» What to do
In the material below, the lines containing the word "Crude" are required; copy each of them.

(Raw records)
* * * * * * *
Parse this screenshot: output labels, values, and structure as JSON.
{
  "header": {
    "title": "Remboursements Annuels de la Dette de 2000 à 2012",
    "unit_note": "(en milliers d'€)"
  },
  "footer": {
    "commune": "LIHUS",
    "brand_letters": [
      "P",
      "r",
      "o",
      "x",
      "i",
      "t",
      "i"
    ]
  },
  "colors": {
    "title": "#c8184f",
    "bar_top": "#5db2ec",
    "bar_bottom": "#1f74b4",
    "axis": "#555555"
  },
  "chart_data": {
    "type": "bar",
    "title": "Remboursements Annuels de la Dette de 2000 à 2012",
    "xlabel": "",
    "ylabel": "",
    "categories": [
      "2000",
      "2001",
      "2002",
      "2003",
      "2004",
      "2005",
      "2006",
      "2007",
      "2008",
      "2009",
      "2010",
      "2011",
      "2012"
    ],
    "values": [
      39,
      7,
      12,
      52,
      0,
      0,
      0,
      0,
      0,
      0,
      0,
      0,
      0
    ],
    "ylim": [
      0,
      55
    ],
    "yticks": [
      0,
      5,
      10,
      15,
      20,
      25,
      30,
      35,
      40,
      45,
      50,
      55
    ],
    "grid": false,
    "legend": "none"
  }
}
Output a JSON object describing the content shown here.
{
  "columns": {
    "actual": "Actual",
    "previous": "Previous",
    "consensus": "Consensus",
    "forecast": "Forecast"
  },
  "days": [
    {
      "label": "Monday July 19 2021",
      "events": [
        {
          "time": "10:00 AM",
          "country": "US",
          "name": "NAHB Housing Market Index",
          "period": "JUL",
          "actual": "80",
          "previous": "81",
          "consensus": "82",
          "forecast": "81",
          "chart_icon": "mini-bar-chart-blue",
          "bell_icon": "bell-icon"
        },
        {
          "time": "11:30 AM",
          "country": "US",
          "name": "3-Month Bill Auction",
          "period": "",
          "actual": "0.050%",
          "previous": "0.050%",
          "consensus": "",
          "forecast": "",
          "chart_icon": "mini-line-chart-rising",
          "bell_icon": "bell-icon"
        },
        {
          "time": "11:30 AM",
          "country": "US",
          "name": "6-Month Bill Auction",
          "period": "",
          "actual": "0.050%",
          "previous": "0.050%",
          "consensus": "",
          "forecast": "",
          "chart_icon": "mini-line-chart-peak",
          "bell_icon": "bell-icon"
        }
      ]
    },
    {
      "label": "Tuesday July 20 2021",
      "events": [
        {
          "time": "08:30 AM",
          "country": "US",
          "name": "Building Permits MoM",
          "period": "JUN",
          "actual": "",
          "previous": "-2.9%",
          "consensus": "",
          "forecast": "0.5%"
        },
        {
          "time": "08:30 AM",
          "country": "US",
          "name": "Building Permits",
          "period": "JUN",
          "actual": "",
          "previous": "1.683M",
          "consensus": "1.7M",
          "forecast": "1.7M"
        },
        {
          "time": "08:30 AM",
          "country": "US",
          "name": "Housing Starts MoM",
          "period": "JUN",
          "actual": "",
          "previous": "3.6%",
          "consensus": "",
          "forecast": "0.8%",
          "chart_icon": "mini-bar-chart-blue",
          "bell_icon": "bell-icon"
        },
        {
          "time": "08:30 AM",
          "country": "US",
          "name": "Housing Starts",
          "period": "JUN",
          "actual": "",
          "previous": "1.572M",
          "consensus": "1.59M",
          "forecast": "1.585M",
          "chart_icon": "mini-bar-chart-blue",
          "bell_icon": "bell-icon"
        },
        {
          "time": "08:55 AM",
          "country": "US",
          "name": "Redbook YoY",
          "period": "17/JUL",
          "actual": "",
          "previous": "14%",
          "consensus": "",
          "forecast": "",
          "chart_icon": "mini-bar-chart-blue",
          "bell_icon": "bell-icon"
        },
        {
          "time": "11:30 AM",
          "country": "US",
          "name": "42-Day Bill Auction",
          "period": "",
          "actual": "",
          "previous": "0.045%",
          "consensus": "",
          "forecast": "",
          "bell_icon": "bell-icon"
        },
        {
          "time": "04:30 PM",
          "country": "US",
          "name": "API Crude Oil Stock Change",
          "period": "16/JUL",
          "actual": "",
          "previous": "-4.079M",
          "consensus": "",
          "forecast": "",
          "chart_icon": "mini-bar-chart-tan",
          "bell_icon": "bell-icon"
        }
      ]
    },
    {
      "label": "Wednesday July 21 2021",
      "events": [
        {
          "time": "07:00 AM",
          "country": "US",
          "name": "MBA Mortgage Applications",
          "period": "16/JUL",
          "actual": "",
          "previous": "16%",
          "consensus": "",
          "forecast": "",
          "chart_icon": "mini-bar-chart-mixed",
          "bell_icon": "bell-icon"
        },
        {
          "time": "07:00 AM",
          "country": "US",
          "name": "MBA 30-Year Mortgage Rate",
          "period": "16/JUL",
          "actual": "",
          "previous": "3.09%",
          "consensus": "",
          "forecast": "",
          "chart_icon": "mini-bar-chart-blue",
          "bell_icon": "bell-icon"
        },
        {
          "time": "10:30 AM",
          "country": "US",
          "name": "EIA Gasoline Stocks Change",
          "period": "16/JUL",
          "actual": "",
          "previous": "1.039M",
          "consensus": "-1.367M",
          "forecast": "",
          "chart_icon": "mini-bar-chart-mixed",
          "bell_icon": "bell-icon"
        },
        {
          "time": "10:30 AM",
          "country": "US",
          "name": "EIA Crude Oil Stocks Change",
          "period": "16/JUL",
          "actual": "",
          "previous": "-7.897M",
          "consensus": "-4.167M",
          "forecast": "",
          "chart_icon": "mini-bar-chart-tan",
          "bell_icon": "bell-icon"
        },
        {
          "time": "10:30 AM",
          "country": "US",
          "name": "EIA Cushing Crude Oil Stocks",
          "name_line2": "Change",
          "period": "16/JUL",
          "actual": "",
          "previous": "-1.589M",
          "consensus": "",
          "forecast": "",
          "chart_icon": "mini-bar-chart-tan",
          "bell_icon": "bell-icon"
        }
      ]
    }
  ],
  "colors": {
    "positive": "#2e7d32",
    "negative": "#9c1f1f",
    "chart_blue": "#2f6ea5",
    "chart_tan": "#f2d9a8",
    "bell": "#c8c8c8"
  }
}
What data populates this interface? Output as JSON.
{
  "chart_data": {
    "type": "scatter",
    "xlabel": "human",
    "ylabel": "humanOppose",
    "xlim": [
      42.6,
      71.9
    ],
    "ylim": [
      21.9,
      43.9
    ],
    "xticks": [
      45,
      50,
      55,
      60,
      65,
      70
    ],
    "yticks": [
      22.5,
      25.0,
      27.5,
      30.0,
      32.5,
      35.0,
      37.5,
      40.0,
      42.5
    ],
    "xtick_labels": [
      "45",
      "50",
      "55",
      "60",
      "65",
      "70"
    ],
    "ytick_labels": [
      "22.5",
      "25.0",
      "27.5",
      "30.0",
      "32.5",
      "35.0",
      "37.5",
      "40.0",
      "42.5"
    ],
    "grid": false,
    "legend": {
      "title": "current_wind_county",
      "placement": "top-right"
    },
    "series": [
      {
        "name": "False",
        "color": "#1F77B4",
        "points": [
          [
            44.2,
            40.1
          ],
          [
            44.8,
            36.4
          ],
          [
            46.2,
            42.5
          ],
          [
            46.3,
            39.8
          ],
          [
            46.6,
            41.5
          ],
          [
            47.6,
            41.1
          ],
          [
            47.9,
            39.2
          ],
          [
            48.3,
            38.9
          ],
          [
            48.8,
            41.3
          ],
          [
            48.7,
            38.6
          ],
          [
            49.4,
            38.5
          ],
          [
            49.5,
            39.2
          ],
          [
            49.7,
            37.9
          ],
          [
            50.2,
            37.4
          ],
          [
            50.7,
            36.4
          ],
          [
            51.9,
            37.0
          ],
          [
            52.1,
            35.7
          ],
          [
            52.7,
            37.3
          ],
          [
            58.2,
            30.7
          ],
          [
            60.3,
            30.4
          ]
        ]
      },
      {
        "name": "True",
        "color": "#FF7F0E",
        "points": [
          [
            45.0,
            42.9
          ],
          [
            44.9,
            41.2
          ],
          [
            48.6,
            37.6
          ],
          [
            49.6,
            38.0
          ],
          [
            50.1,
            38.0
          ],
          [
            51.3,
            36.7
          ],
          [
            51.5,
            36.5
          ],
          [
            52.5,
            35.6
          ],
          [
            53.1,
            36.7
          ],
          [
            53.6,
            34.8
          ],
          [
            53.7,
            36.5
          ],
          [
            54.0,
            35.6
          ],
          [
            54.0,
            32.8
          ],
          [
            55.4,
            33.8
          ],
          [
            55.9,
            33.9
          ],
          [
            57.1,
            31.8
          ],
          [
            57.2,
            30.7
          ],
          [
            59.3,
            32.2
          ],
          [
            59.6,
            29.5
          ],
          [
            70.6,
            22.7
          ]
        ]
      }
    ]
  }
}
* * * * * * *
» The completed task
          "name": "API Crude Oil Stock Change",
          "name": "EIA Crude Oil Stocks Change",
          "name": "EIA Cushing Crude Oil Stocks",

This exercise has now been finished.